● Work to do
Copy every line in the records below that contains the word "tableau".

● Task input
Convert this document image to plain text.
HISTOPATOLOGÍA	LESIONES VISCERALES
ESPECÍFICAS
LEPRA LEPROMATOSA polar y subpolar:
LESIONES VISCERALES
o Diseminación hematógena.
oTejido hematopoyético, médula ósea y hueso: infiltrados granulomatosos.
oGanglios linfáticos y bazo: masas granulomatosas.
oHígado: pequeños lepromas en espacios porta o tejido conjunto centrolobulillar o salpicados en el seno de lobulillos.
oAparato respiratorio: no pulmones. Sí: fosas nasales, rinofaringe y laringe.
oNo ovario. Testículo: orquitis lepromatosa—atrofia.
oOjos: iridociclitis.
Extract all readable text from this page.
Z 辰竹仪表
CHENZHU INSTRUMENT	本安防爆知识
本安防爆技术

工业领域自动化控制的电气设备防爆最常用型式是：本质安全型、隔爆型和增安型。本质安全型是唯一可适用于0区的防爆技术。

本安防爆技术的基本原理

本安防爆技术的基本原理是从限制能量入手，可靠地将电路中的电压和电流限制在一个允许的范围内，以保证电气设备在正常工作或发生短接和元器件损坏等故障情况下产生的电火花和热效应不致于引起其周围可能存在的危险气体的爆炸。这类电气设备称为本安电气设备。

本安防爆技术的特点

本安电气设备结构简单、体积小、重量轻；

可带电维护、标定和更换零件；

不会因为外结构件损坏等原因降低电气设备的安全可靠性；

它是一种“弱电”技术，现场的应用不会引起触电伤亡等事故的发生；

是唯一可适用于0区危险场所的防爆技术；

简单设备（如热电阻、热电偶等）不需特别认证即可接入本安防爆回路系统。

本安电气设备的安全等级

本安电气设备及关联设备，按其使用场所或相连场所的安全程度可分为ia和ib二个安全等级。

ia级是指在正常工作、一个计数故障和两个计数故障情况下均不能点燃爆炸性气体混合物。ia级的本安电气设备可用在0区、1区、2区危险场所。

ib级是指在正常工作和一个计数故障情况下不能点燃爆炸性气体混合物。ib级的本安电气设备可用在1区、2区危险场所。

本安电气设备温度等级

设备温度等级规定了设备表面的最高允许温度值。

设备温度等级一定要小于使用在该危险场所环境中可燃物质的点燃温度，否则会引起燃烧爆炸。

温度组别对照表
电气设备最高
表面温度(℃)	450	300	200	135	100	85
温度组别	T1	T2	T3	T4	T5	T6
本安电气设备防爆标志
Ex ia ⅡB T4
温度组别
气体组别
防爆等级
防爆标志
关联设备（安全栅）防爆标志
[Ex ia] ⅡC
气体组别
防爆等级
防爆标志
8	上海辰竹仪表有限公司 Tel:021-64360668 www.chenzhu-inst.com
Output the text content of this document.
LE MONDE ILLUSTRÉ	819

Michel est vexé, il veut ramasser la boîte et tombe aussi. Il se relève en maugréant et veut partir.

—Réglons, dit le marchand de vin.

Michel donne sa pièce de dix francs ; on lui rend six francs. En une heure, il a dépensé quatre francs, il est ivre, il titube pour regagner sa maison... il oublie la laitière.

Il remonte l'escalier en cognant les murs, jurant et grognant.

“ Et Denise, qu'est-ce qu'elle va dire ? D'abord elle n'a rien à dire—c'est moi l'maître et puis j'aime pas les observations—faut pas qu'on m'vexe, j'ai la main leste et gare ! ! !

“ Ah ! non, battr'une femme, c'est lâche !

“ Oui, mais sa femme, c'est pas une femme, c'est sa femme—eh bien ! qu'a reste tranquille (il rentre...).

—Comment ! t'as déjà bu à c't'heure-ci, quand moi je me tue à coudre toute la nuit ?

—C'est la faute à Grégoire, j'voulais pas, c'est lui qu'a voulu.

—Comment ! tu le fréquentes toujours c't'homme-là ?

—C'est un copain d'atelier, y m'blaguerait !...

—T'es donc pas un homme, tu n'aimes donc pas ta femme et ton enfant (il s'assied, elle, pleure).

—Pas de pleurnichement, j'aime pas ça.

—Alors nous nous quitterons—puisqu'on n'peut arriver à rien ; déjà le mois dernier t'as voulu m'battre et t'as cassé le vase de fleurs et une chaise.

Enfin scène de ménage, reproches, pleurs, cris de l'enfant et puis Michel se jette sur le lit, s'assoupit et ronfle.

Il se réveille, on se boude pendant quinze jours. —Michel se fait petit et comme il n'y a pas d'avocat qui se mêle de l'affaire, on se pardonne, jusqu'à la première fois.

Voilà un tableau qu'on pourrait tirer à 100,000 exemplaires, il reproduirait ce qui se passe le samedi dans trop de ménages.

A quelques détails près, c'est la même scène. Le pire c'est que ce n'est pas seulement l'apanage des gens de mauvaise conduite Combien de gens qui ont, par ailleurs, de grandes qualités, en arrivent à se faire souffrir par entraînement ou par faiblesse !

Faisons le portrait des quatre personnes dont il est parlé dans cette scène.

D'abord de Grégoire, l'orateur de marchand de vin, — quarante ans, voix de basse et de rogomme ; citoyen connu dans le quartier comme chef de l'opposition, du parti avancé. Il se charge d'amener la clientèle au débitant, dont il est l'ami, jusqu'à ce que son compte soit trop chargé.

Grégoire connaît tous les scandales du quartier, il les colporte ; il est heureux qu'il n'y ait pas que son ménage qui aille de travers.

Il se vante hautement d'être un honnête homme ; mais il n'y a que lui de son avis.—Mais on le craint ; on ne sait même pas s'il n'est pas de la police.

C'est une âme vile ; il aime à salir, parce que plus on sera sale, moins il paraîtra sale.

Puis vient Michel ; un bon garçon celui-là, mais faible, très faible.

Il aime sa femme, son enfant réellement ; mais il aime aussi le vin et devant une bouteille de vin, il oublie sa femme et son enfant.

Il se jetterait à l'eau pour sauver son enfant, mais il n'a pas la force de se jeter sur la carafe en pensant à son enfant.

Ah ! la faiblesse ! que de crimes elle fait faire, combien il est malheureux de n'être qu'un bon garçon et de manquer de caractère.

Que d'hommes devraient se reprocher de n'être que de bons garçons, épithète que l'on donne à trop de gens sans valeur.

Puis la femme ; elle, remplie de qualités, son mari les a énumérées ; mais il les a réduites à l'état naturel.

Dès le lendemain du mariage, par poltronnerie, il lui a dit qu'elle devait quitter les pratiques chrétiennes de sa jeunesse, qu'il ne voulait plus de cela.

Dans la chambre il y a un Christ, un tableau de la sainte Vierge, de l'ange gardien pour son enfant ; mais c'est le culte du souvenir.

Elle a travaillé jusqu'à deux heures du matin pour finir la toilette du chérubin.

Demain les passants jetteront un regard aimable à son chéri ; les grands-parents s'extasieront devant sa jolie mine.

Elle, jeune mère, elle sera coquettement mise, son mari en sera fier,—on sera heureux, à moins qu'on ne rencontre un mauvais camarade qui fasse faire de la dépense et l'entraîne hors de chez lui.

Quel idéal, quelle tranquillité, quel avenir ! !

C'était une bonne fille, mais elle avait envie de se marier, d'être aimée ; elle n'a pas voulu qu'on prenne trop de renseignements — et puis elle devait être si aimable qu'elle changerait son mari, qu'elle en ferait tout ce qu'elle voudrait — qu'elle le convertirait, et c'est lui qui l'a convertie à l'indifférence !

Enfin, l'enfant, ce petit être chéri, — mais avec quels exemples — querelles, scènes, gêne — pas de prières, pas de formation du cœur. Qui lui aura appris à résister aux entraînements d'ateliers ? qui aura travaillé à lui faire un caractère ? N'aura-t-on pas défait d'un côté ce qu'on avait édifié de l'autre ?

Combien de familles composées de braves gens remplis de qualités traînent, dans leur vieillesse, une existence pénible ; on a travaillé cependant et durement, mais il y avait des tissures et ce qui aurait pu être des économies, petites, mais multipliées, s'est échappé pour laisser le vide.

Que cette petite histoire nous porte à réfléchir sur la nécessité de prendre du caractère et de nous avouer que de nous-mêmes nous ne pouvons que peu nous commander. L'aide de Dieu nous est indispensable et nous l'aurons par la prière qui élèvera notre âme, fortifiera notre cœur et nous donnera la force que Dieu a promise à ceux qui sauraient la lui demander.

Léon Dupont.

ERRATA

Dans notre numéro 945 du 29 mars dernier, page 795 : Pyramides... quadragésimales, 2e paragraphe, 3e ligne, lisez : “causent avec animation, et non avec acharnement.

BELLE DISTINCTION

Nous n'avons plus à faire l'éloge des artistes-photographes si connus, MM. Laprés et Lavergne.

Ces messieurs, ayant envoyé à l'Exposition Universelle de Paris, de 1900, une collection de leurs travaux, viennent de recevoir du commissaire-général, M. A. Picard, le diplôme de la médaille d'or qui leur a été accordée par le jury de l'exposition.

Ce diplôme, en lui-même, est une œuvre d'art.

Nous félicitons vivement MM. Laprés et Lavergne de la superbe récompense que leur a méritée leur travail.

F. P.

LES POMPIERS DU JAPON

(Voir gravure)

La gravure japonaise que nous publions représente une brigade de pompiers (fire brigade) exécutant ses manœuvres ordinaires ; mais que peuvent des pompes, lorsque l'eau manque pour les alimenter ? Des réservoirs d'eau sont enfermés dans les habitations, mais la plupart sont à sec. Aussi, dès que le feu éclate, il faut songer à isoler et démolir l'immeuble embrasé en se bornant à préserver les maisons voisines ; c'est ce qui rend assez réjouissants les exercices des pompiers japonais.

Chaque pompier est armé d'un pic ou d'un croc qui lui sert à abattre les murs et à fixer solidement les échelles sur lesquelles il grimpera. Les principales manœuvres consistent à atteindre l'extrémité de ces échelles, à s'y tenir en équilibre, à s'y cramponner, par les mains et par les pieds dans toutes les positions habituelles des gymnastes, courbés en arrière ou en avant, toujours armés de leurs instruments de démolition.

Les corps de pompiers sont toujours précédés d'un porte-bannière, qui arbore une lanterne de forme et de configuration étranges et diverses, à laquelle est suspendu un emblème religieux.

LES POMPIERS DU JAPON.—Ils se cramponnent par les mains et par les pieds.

● Expected output
Voilà un tableau qu'on pourrait tirer à 100,000 exemplaires, il reproduirait ce qui se passe le samedi dans trop de ménages.
Dans la chambre il y a un Christ, un tableau de la sainte Vierge, de l'ange gardien pour son enfant ; mais c'est le culte du souvenir.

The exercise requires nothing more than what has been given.